Try it:
Each line from the one containing "Convert this document image to plain text." through the end of the entries below must be output exactly; no other line belongs.

═══ Input records ═══

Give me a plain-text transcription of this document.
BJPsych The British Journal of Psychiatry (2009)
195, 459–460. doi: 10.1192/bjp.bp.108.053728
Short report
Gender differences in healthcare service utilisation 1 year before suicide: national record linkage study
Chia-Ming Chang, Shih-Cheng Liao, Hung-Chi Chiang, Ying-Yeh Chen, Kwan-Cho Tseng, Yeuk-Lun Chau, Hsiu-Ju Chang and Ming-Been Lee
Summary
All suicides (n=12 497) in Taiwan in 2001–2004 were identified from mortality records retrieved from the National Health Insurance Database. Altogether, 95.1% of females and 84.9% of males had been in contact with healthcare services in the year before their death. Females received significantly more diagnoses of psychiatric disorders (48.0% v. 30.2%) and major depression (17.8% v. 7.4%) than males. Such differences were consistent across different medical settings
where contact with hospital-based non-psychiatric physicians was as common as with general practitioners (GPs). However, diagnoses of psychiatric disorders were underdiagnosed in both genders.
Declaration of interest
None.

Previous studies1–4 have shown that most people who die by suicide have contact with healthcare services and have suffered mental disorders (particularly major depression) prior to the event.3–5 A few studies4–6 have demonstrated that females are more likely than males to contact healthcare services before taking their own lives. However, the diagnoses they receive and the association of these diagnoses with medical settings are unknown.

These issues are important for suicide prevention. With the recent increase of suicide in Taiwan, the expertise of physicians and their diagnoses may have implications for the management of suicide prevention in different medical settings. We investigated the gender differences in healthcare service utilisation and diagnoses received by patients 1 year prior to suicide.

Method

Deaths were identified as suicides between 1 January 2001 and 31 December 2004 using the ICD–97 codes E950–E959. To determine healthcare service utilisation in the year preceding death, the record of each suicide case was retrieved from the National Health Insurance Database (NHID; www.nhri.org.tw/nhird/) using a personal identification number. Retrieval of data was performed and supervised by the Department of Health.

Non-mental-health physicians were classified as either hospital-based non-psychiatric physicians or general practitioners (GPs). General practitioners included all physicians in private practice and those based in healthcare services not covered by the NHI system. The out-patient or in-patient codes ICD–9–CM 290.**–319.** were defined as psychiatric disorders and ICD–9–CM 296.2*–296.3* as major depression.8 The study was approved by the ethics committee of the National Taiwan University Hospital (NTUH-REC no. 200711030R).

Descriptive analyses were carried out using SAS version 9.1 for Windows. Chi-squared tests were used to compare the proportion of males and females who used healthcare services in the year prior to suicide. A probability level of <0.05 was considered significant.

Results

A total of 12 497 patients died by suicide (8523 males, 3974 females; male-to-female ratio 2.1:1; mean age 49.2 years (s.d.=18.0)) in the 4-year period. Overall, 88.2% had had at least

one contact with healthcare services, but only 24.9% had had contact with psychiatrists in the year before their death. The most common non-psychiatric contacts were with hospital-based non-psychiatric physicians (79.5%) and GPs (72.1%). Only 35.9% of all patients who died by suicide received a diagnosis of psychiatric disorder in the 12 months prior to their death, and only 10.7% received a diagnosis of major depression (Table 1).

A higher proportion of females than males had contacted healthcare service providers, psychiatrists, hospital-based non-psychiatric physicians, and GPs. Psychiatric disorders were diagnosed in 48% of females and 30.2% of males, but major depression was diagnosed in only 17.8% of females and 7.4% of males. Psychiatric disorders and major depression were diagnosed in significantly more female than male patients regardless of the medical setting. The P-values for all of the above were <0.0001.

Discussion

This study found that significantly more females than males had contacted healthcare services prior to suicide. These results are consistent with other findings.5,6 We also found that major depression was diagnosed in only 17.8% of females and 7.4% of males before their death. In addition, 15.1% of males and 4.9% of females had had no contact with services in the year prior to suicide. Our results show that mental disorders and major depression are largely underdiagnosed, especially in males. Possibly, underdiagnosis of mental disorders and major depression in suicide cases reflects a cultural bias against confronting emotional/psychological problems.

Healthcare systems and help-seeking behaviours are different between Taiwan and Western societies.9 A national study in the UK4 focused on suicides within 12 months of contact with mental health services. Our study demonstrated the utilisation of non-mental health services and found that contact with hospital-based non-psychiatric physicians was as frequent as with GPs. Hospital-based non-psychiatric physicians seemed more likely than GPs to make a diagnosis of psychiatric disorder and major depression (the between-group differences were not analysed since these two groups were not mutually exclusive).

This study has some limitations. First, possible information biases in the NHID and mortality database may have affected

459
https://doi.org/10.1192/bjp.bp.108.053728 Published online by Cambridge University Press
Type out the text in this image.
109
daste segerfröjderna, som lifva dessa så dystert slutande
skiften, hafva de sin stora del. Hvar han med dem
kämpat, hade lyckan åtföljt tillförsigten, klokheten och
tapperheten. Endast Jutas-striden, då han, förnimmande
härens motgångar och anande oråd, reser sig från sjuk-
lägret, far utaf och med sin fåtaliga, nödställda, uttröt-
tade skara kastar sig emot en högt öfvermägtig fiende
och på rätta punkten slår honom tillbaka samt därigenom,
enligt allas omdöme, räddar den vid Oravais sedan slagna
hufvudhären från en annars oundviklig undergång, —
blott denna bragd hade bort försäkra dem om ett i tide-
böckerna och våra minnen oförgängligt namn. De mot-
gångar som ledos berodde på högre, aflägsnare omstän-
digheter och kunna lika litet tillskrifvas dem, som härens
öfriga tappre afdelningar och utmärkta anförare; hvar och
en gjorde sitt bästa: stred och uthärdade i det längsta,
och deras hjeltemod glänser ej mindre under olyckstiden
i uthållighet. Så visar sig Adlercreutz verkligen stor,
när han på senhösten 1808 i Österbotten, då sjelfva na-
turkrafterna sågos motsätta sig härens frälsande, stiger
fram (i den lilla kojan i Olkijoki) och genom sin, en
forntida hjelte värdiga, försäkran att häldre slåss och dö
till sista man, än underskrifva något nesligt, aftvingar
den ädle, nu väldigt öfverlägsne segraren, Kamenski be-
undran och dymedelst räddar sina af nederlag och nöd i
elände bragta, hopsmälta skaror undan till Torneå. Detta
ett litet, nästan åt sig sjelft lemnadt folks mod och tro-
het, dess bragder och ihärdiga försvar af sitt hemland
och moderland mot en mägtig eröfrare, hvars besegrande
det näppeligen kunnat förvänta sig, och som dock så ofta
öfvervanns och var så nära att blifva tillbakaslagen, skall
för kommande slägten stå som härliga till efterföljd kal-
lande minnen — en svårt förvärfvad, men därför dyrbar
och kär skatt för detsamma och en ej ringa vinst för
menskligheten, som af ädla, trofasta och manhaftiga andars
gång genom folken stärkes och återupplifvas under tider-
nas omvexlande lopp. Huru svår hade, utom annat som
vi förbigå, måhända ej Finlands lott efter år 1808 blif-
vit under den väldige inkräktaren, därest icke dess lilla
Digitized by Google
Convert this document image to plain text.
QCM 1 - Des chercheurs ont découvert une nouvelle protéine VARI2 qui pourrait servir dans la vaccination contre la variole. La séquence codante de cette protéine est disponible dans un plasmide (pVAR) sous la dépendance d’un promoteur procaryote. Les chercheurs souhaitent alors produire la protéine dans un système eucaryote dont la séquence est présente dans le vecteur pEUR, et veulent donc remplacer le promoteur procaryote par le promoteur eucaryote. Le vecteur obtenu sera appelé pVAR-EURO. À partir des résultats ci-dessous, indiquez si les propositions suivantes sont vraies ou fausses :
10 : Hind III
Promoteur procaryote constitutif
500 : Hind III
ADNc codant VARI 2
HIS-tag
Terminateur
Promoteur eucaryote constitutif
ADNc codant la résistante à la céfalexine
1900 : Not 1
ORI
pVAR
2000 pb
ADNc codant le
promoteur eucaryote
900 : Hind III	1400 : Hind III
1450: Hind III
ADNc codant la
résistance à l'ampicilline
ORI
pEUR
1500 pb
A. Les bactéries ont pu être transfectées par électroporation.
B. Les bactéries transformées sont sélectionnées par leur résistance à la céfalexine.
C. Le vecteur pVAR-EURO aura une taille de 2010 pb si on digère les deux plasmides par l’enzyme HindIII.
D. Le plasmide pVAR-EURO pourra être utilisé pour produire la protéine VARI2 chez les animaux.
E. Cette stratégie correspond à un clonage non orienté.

═══

Solved problem:
Convert this document image to plain text.
QCM 1 - Des chercheurs ont découvert une nouvelle protéine VARI2 qui pourrait servir dans la vaccination contre la variole. La séquence codante de cette protéine est disponible dans un plasmide (pVAR) sous la dépendance d’un promoteur procaryote. Les chercheurs souhaitent alors produire la protéine dans un système eucaryote dont la séquence est présente dans le vecteur pEUR, et veulent donc remplacer le promoteur procaryote par le promoteur eucaryote. Le vecteur obtenu sera appelé pVAR-EURO. À partir des résultats ci-dessous, indiquez si les propositions suivantes sont vraies ou fausses :
10 : Hind III
Promoteur procaryote constitutif
500 : Hind III
ADNc codant VARI 2
HIS-tag
Terminateur
Promoteur eucaryote constitutif
ADNc codant la résistante à la céfalexine
1900 : Not 1
ORI
pVAR
2000 pb
ADNc codant le
promoteur eucaryote
900 : Hind III	1400 : Hind III
1450: Hind III
ADNc codant la
résistance à l'ampicilline
ORI
pEUR
1500 pb
A. Les bactéries ont pu être transfectées par électroporation.
B. Les bactéries transformées sont sélectionnées par leur résistance à la céfalexine.
C. Le vecteur pVAR-EURO aura une taille de 2010 pb si on digère les deux plasmides par l’enzyme HindIII.
D. Le plasmide pVAR-EURO pourra être utilisé pour produire la protéine VARI2 chez les animaux.
E. Cette stratégie correspond à un clonage non orienté.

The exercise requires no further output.